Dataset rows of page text
--- START ---

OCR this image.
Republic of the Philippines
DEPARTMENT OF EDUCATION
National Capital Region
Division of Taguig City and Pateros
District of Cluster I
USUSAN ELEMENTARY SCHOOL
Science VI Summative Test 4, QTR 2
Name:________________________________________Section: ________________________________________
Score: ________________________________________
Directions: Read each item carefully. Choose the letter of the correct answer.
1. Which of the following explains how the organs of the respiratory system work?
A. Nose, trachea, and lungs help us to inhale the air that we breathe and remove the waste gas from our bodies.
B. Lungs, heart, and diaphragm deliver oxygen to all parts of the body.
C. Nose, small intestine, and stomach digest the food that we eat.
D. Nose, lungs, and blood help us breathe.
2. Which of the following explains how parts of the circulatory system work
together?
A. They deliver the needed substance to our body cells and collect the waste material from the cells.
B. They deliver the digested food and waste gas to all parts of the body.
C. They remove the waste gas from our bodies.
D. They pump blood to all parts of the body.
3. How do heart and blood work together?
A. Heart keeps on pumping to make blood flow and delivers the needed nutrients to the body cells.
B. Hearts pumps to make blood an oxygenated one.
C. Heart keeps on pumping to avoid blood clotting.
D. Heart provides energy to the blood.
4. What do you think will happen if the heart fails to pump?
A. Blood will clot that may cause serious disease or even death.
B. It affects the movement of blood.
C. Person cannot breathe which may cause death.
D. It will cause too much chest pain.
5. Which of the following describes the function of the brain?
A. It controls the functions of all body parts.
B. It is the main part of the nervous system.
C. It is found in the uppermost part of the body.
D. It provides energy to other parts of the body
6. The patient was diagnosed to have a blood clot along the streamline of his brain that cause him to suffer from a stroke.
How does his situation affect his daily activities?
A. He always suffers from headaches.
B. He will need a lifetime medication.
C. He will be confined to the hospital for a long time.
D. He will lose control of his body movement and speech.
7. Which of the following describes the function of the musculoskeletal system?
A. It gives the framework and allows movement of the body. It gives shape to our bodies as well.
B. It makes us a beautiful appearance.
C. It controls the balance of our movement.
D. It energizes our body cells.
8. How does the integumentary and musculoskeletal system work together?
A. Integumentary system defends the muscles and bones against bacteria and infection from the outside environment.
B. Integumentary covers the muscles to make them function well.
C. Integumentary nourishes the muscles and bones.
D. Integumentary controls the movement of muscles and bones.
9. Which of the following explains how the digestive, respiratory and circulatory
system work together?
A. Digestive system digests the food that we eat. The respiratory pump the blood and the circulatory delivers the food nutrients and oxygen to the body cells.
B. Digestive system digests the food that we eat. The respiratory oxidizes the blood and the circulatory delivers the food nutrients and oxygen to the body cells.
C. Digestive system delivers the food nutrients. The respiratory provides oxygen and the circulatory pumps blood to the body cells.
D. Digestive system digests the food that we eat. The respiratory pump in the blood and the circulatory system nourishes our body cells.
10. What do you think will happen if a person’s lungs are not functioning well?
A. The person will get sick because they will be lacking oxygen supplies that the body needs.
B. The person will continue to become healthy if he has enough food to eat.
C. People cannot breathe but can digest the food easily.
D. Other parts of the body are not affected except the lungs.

--- END ---

■ **Task prompt**
Would you copy each line of the data exactly as it appears above?

■ **Finished exercise**
OCR this image.
Republic of the Philippines
DEPARTMENT OF EDUCATION
National Capital Region
Division of Taguig City and Pateros
District of Cluster I
USUSAN ELEMENTARY SCHOOL
Science VI Summative Test 4, QTR 2
Name:________________________________________Section: ________________________________________
Score: ________________________________________
Directions: Read each item carefully. Choose the letter of the correct answer.
1. Which of the following explains how the organs of the respiratory system work?
A. Nose, trachea, and lungs help us to inhale the air that we breathe and remove the waste gas from our bodies.
B. Lungs, heart, and diaphragm deliver oxygen to all parts of the body.
C. Nose, small intestine, and stomach digest the food that we eat.
D. Nose, lungs, and blood help us breathe.
2. Which of the following explains how parts of the circulatory system work
together?
A. They deliver the needed substance to our body cells and collect the waste material from the cells.
B. They deliver the digested food and waste gas to all parts of the body.
C. They remove the waste gas from our bodies.
D. They pump blood to all parts of the body.
3. How do heart and blood work together?
A. Heart keeps on pumping to make blood flow and delivers the needed nutrients to the body cells.
B. Hearts pumps to make blood an oxygenated one.
C. Heart keeps on pumping to avoid blood clotting.
D. Heart provides energy to the blood.
4. What do you think will happen if the heart fails to pump?
A. Blood will clot that may cause serious disease or even death.
B. It affects the movement of blood.
C. Person cannot breathe which may cause death.
D. It will cause too much chest pain.
5. Which of the following describes the function of the brain?
A. It controls the functions of all body parts.
B. It is the main part of the nervous system.
C. It is found in the uppermost part of the body.
D. It provides energy to other parts of the body
6. The patient was diagnosed to have a blood clot along the streamline of his brain that cause him to suffer from a stroke.
How does his situation affect his daily activities?
A. He always suffers from headaches.
B. He will need a lifetime medication.
C. He will be confined to the hospital for a long time.
D. He will lose control of his body movement and speech.
7. Which of the following describes the function of the musculoskeletal system?
A. It gives the framework and allows movement of the body. It gives shape to our bodies as well.
B. It makes us a beautiful appearance.
C. It controls the balance of our movement.
D. It energizes our body cells.
8. How does the integumentary and musculoskeletal system work together?
A. Integumentary system defends the muscles and bones against bacteria and infection from the outside environment.
B. Integumentary covers the muscles to make them function well.
C. Integumentary nourishes the muscles and bones.
D. Integumentary controls the movement of muscles and bones.
9. Which of the following explains how the digestive, respiratory and circulatory
system work together?
A. Digestive system digests the food that we eat. The respiratory pump the blood and the circulatory delivers the food nutrients and oxygen to the body cells.
B. Digestive system digests the food that we eat. The respiratory oxidizes the blood and the circulatory delivers the food nutrients and oxygen to the body cells.
C. Digestive system delivers the food nutrients. The respiratory provides oxygen and the circulatory pumps blood to the body cells.
D. Digestive system digests the food that we eat. The respiratory pump in the blood and the circulatory system nourishes our body cells.
10. What do you think will happen if a person’s lungs are not functioning well?
A. The person will get sick because they will be lacking oxygen supplies that the body needs.
B. The person will continue to become healthy if he has enough food to eat.
C. People cannot breathe but can digest the food easily.
D. Other parts of the body are not affected except the lungs.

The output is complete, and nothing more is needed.